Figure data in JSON

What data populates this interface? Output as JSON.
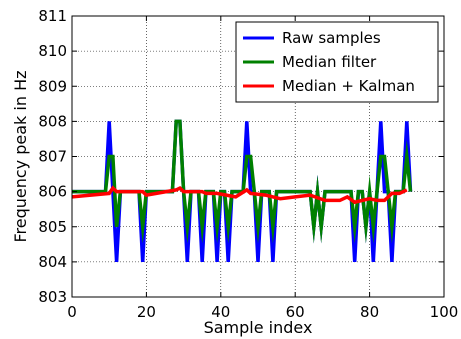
{
  "chart_data": {
    "type": "line",
    "xlabel": "Sample index",
    "ylabel": "Frequency peak in Hz",
    "xlim": [
      0,
      100
    ],
    "ylim": [
      803,
      811
    ],
    "xticks": [
      "0",
      "20",
      "40",
      "60",
      "80",
      "100"
    ],
    "yticks": [
      "803",
      "804",
      "805",
      "806",
      "807",
      "808",
      "809",
      "810",
      "811"
    ],
    "grid": true,
    "legend_position": "top-right",
    "series": [
      {
        "name": "Raw samples",
        "color": "#0000ff",
        "x": [
          0,
          1,
          2,
          3,
          4,
          5,
          6,
          7,
          8,
          9,
          10,
          11,
          12,
          13,
          14,
          15,
          16,
          17,
          18,
          19,
          20,
          21,
          22,
          23,
          24,
          25,
          26,
          27,
          28,
          29,
          30,
          31,
          32,
          33,
          34,
          35,
          36,
          37,
          38,
          39,
          40,
          41,
          42,
          43,
          44,
          45,
          46,
          47,
          48,
          49,
          50,
          51,
          52,
          53,
          54,
          55,
          56,
          57,
          58,
          59,
          60,
          61,
          62,
          63,
          64,
          65,
          66,
          67,
          68,
          69,
          70,
          71,
          72,
          73,
          74,
          75,
          76,
          77,
          78,
          79,
          80,
          81,
          82,
          83,
          84,
          85,
          86,
          87,
          88,
          89,
          90,
          91
        ],
        "y": [
          806,
          806,
          806,
          806,
          806,
          806,
          806,
          806,
          806,
          806,
          808,
          806,
          804,
          806,
          806,
          806,
          806,
          806,
          806,
          804,
          806,
          806,
          806,
          806,
          806,
          806,
          806,
          806,
          808,
          808,
          806,
          804,
          806,
          806,
          806,
          804,
          806,
          806,
          806,
          804,
          806,
          806,
          804,
          806,
          806,
          806,
          806,
          808,
          806,
          806,
          804,
          806,
          806,
          806,
          804,
          806,
          806,
          806,
          806,
          806,
          806,
          806,
          806,
          806,
          806,
          805,
          806,
          805,
          806,
          806,
          806,
          806,
          806,
          806,
          806,
          806,
          804,
          806,
          806,
          805,
          806,
          804,
          806,
          808,
          806,
          806,
          804,
          806,
          806,
          806,
          808,
          806
        ]
      },
      {
        "name": "Median filter",
        "color": "#008000",
        "x": [
          0,
          1,
          2,
          3,
          4,
          5,
          6,
          7,
          8,
          9,
          10,
          11,
          12,
          13,
          14,
          15,
          16,
          17,
          18,
          19,
          20,
          21,
          22,
          23,
          24,
          25,
          26,
          27,
          28,
          29,
          30,
          31,
          32,
          33,
          34,
          35,
          36,
          37,
          38,
          39,
          40,
          41,
          42,
          43,
          44,
          45,
          46,
          47,
          48,
          49,
          50,
          51,
          52,
          53,
          54,
          55,
          56,
          57,
          58,
          59,
          60,
          61,
          62,
          63,
          64,
          65,
          66,
          67,
          68,
          69,
          70,
          71,
          72,
          73,
          74,
          75,
          76,
          77,
          78,
          79,
          80,
          81,
          82,
          83,
          84,
          85,
          86,
          87,
          88,
          89,
          90,
          91
        ],
        "y": [
          806,
          806,
          806,
          806,
          806,
          806,
          806,
          806,
          806,
          806,
          807,
          807,
          805,
          806,
          806,
          806,
          806,
          806,
          806,
          805,
          806,
          806,
          806,
          806,
          806,
          806,
          806,
          806,
          808,
          808,
          806,
          805,
          806,
          806,
          806,
          805,
          806,
          806,
          806,
          805,
          806,
          806,
          805,
          806,
          806,
          806,
          806,
          807,
          807,
          806,
          805,
          806,
          806,
          806,
          805,
          806,
          806,
          806,
          806,
          806,
          806,
          806,
          806,
          806,
          806,
          805,
          806,
          805,
          806,
          806,
          806,
          806,
          806,
          806,
          806,
          806,
          805,
          806,
          806,
          805,
          806,
          805,
          806,
          807,
          807,
          806,
          805,
          806,
          806,
          806,
          807,
          806
        ]
      },
      {
        "name": "Median + Kalman",
        "color": "#ff0000",
        "x": [
          0,
          10,
          11,
          12,
          19,
          20,
          28,
          29,
          30,
          35,
          36,
          39,
          44,
          47,
          48,
          52,
          56,
          60,
          64,
          68,
          72,
          74,
          76,
          80,
          82,
          84,
          86,
          88,
          90
        ],
        "y": [
          805.85,
          805.95,
          806.1,
          806.0,
          806.0,
          805.9,
          806.05,
          806.1,
          806.0,
          806.0,
          805.95,
          805.95,
          805.85,
          806.05,
          805.95,
          805.9,
          805.8,
          805.85,
          805.9,
          805.75,
          805.75,
          805.85,
          805.7,
          805.8,
          805.75,
          805.75,
          805.95,
          805.95,
          806.05
        ]
      }
    ]
  }
}
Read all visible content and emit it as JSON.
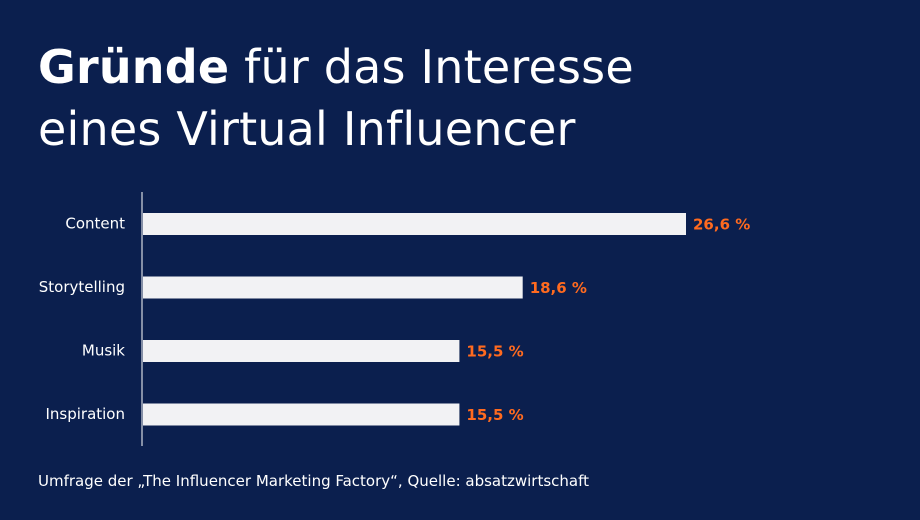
{
  "title": {
    "bold": "Gründe",
    "line1_rest": " für das Interesse",
    "line2": "eines Virtual Influencer"
  },
  "chart_data": {
    "type": "bar",
    "orientation": "horizontal",
    "categories": [
      "Content",
      "Storytelling",
      "Musik",
      "Inspiration"
    ],
    "values": [
      26.6,
      18.6,
      15.5,
      15.5
    ],
    "value_labels": [
      "26,6 %",
      "18,6 %",
      "15,5 %",
      "15,5 %"
    ],
    "xlim": [
      0,
      26.6
    ],
    "grid": false,
    "legend": "none"
  },
  "source": "Umfrage der „The Influencer Marketing Factory“, Quelle: absatzwirtschaft",
  "colors": {
    "background": "#0b1f4e",
    "bar": "#f2f2f4",
    "value_label": "#ff6a1f",
    "axis": "#ffffff",
    "text": "#ffffff"
  }
}
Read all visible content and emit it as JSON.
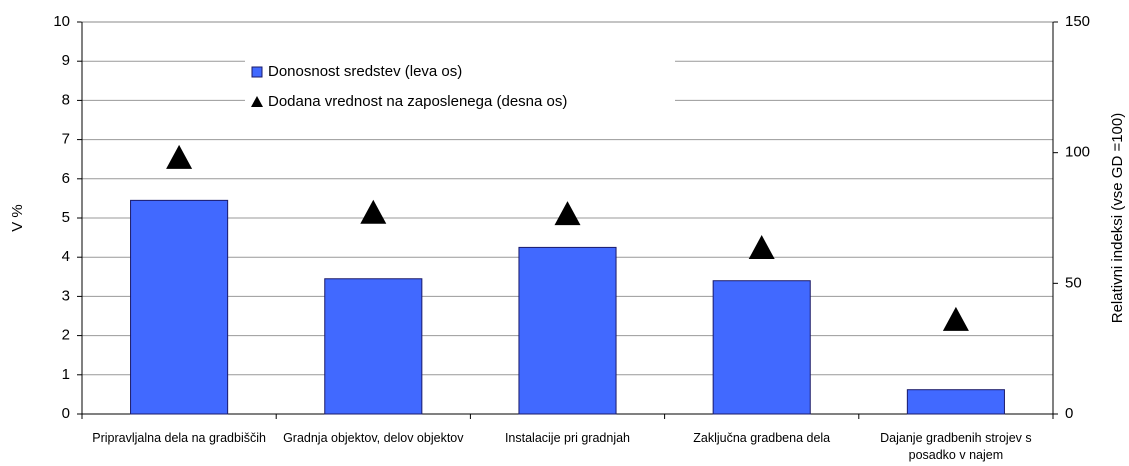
{
  "chart_data": {
    "type": "bar",
    "categories": [
      "Pripravljalna dela na gradbiščih",
      "Gradnja objektov, delov objektov",
      "Instalacije pri gradnjah",
      "Zaključna gradbena dela",
      "Dajanje gradbenih strojev s posadko v najem"
    ],
    "series": [
      {
        "name": "Donosnost sredstev (leva os)",
        "color": "#4169ff",
        "type": "bar",
        "values": [
          5.45,
          3.45,
          4.25,
          3.4,
          0.62
        ]
      },
      {
        "name": "Dodana vrednost na zaposlenega (desna os)",
        "color": "#000000",
        "type": "marker",
        "axis": "y2",
        "values": [
          98,
          77,
          76.5,
          63.5,
          36
        ]
      }
    ],
    "ylabel": "V %",
    "y2label": "Relativni indeksi (vse GD =100)",
    "ylim": [
      0,
      10
    ],
    "yticks": [
      0,
      1,
      2,
      3,
      4,
      5,
      6,
      7,
      8,
      9,
      10
    ],
    "y2lim": [
      0,
      150
    ],
    "y2ticks": [
      0,
      50,
      100,
      150
    ],
    "grid": true,
    "legend": "top"
  }
}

# [Objective]
Please write out all of the material above without changing a word, and omit any pictures.

# [The output]
What data populates this interface? Output as JSON.
{
  "chart_data": {
    "type": "line",
    "xlabel": "Sample index",
    "ylabel": "Frequency peak in Hz",
    "xlim": [
      0,
      100
    ],
    "ylim": [
      803,
      811
    ],
    "xticks": [
      "0",
      "20",
      "40",
      "60",
      "80",
      "100"
    ],
    "yticks": [
      "803",
      "804",
      "805",
      "806",
      "807",
      "808",
      "809",
      "810",
      "811"
    ],
    "grid": true,
    "legend_position": "top-right",
    "series": [
      {
        "name": "Raw samples",
        "color": "#0000ff",
        "x": [
          0,
          1,
          2,
          3,
          4,
          5,
          6,
          7,
          8,
          9,
          10,
          11,
          12,
          13,
          14,
          15,
          16,
          17,
          18,
          19,
          20,
          21,
          22,
          23,
          24,
          25,
          26,
          27,
          28,
          29,
          30,
          31,
          32,
          33,
          34,
          35,
          36,
          37,
          38,
          39,
          40,
          41,
          42,
          43,
          44,
          45,
          46,
          47,
          48,
          49,
          50,
          51,
          52,
          53,
          54,
          55,
          56,
          57,
          58,
          59,
          60,
          61,
          62,
          63,
          64,
          65,
          66,
          67,
          68,
          69,
          70,
          71,
          72,
          73,
          74,
          75,
          76,
          77,
          78,
          79,
          80,
          81,
          82,
          83,
          84,
          85,
          86,
          87,
          88,
          89,
          90,
          91
        ],
        "y": [
          806,
          806,
          806,
          806,
          806,
          806,
          806,
          806,
          806,
          806,
          808,
          806,
          804,
          806,
          806,
          806,
          806,
          806,
          806,
          804,
          806,
          806,
          806,
          806,
          806,
          806,
          806,
          806,
          808,
          808,
          806,
          804,
          806,
          806,
          806,
          804,
          806,
          806,
          806,
          804,
          806,
          806,
          804,
          806,
          806,
          806,
          806,
          808,
          806,
          806,
          804,
          806,
          806,
          806,
          804,
          806,
          806,
          806,
          806,
          806,
          806,
          806,
          806,
          806,
          806,
          805,
          806,
          805,
          806,
          806,
          806,
          806,
          806,
          806,
          806,
          806,
          804,
          806,
          806,
          805,
          806,
          804,
          806,
          808,
          806,
          806,
          804,
          806,
          806,
          806,
          808,
          806
        ]
      },
      {
        "name": "Median filter",
        "color": "#008000",
        "x": [
          0,
          1,
          2,
          3,
          4,
          5,
          6,
          7,
          8,
          9,
          10,
          11,
          12,
          13,
          14,
          15,
          16,
          17,
          18,
          19,
          20,
          21,
          22,
          23,
          24,
          25,
          26,
          27,
          28,
          29,
          30,
          31,
          32,
          33,
          34,
          35,
          36,
          37,
          38,
          39,
          40,
          41,
          42,
          43,
          44,
          45,
          46,
          47,
          48,
          49,
          50,
          51,
          52,
          53,
          54,
          55,
          56,
          57,
          58,
          59,
          60,
          61,
          62,
          63,
          64,
          65,
          66,
          67,
          68,
          69,
          70,
          71,
          72,
          73,
          74,
          75,
          76,
          77,
          78,
          79,
          80,
          81,
          82,
          83,
          84,
          85,
          86,
          87,
          88,
          89,
          90,
          91
        ],
        "y": [
          806,
          806,
          806,
          806,
          806,
          806,
          806,
          806,
          806,
          806,
          807,
          807,
          805,
          806,
          806,
          806,
          806,
          806,
          806,
          805,
          806,
          806,
          806,
          806,
          806,
          806,
          806,
          806,
          808,
          808,
          806,
          805,
          806,
          806,
          806,
          805,
          806,
          806,
          806,
          805,
          806,
          806,
          805,
          806,
          806,
          806,
          806,
          807,
          807,
          806,
          805,
          806,
          806,
          806,
          805,
          806,
          806,
          806,
          806,
          806,
          806,
          806,
          806,
          806,
          806,
          805,
          806,
          805,
          806,
          806,
          806,
          806,
          806,
          806,
          806,
          806,
          805,
          806,
          806,
          805,
          806,
          805,
          806,
          807,
          807,
          806,
          805,
          806,
          806,
          806,
          807,
          806
        ]
      },
      {
        "name": "Median + Kalman",
        "color": "#ff0000",
        "x": [
          0,
          10,
          11,
          12,
          19,
          20,
          28,
          29,
          30,
          35,
          36,
          39,
          44,
          47,
          48,
          52,
          56,
          60,
          64,
          68,
          72,
          74,
          76,
          80,
          82,
          84,
          86,
          88,
          90
        ],
        "y": [
          805.85,
          805.95,
          806.1,
          806.0,
          806.0,
          805.9,
          806.05,
          806.1,
          806.0,
          806.0,
          805.95,
          805.95,
          805.85,
          806.05,
          805.95,
          805.9,
          805.8,
          805.85,
          805.9,
          805.75,
          805.75,
          805.85,
          805.7,
          805.8,
          805.75,
          805.75,
          805.95,
          805.95,
          806.05
        ]
      }
    ]
  }
}
Read all visible content and emit it as JSON.
{
  "title": {
    "bold": "Gründe",
    "line1_rest": " für das Interesse",
    "line2": "eines Virtual Influencer"
  },
  "chart_data": {
    "type": "bar",
    "orientation": "horizontal",
    "categories": [
      "Content",
      "Storytelling",
      "Musik",
      "Inspiration"
    ],
    "values": [
      26.6,
      18.6,
      15.5,
      15.5
    ],
    "value_labels": [
      "26,6 %",
      "18,6 %",
      "15,5 %",
      "15,5 %"
    ],
    "xlim": [
      0,
      26.6
    ],
    "grid": false,
    "legend": "none"
  },
  "source": "Umfrage der „The Influencer Marketing Factory“, Quelle: absatzwirtschaft",
  "colors": {
    "background": "#0b1f4e",
    "bar": "#f2f2f4",
    "value_label": "#ff6a1f",
    "axis": "#ffffff",
    "text": "#ffffff"
  }
}
Read all visible content and emit it as JSON.
{
  "chart_data": {
    "type": "bar",
    "categories": [
      "Pripravljalna dela na gradbiščih",
      "Gradnja objektov, delov objektov",
      "Instalacije pri gradnjah",
      "Zaključna gradbena dela",
      "Dajanje gradbenih strojev s posadko v najem"
    ],
    "series": [
      {
        "name": "Donosnost sredstev (leva os)",
        "color": "#4169ff",
        "type": "bar",
        "values": [
          5.45,
          3.45,
          4.25,
          3.4,
          0.62
        ]
      },
      {
        "name": "Dodana vrednost na zaposlenega (desna os)",
        "color": "#000000",
        "type": "marker",
        "axis": "y2",
        "values": [
          98,
          77,
          76.5,
          63.5,
          36
        ]
      }
    ],
    "ylabel": "V %",
    "y2label": "Relativni indeksi (vse GD =100)",
    "ylim": [
      0,
      10
    ],
    "yticks": [
      0,
      1,
      2,
      3,
      4,
      5,
      6,
      7,
      8,
      9,
      10
    ],
    "y2lim": [
      0,
      150
    ],
    "y2ticks": [
      0,
      50,
      100,
      150
    ],
    "grid": true,
    "legend": "top"
  }
}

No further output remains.